Instructions for the task
In the lines below, find how many contain the word "kind" and report that figure alone.

[Stored data entries]
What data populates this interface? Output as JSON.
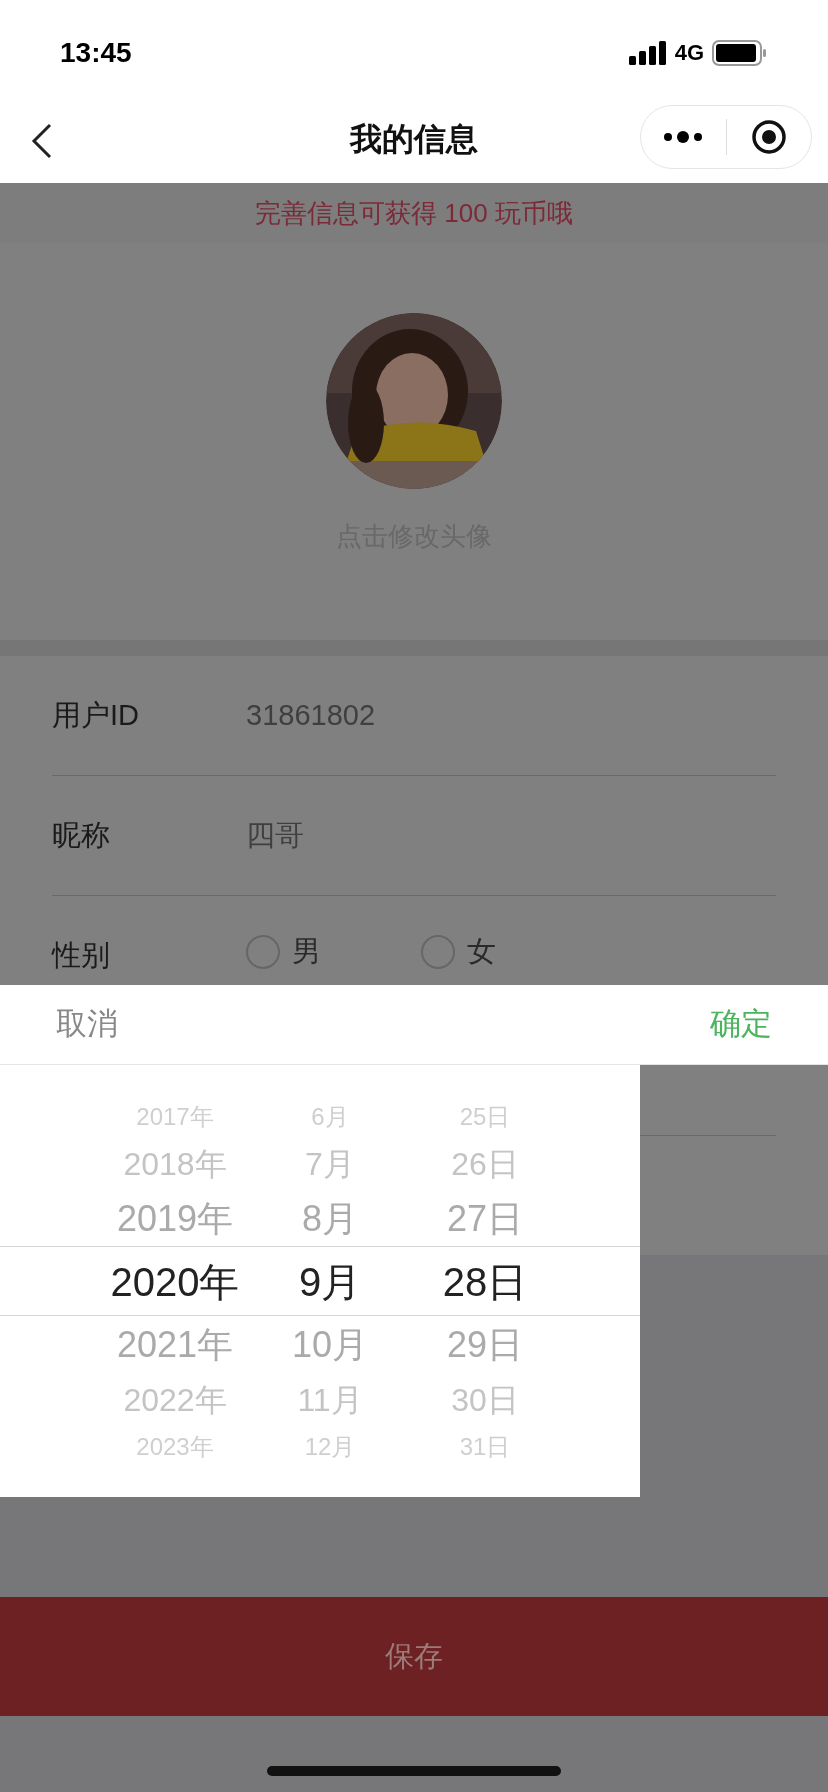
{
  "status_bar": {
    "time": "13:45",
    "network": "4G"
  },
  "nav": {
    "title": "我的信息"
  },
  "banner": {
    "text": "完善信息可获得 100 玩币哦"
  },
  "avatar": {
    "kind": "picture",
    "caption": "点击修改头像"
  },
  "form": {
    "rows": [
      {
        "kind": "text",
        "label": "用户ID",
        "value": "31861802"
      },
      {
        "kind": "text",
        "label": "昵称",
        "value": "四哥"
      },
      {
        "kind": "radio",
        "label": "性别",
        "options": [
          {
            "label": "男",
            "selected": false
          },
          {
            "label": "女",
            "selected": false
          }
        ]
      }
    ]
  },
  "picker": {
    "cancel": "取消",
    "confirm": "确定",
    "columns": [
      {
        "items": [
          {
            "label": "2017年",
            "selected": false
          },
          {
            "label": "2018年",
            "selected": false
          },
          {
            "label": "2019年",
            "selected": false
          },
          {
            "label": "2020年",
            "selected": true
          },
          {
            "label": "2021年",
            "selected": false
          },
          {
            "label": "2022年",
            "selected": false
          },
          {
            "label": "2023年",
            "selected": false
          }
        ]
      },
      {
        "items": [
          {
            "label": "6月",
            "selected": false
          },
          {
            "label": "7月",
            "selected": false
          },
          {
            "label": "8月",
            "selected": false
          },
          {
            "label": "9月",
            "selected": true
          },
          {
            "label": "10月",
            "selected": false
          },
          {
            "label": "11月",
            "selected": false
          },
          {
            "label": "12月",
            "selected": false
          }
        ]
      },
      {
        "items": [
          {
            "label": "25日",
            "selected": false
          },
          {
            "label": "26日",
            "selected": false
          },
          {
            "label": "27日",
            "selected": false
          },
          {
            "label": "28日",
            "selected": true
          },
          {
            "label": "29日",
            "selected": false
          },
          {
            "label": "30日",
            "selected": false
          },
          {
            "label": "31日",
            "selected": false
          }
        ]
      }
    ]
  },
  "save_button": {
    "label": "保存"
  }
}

* * *

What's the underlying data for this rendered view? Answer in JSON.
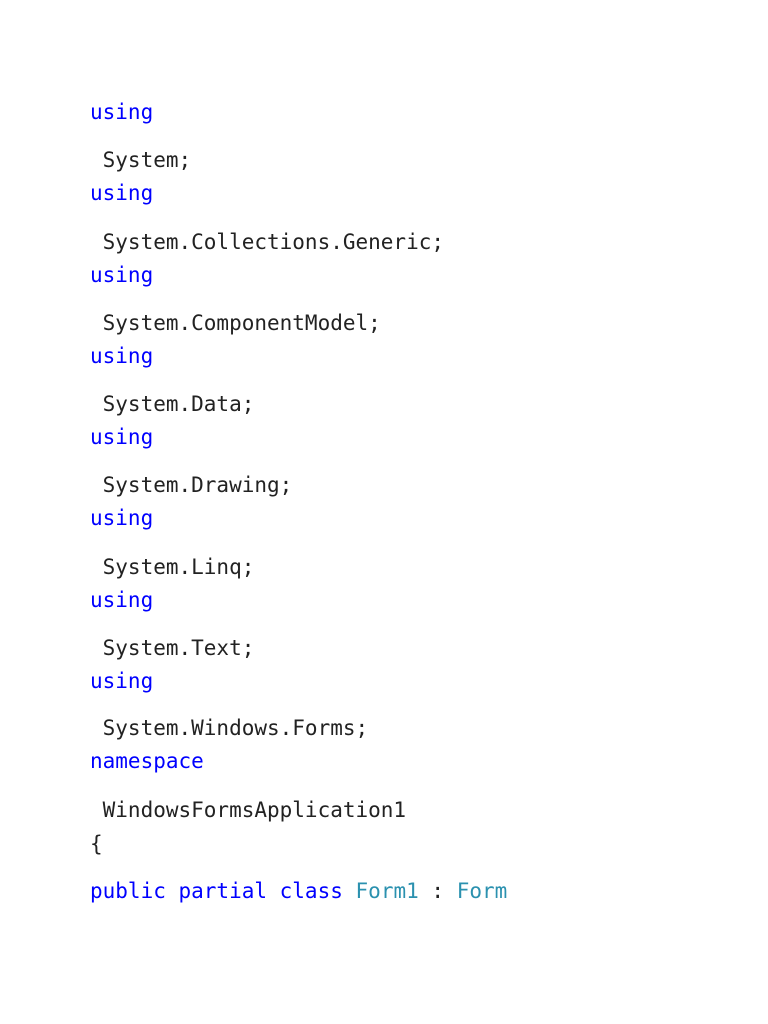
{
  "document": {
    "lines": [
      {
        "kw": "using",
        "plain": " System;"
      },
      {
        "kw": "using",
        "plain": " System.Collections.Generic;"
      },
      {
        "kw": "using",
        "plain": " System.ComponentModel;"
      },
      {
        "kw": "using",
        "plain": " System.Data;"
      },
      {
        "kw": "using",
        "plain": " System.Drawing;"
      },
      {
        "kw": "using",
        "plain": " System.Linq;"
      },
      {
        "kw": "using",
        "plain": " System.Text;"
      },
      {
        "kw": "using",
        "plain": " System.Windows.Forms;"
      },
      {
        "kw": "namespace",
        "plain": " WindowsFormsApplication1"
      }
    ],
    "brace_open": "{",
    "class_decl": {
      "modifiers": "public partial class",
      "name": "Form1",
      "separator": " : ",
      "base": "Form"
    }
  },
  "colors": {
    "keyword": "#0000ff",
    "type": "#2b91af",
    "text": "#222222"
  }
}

Task result
4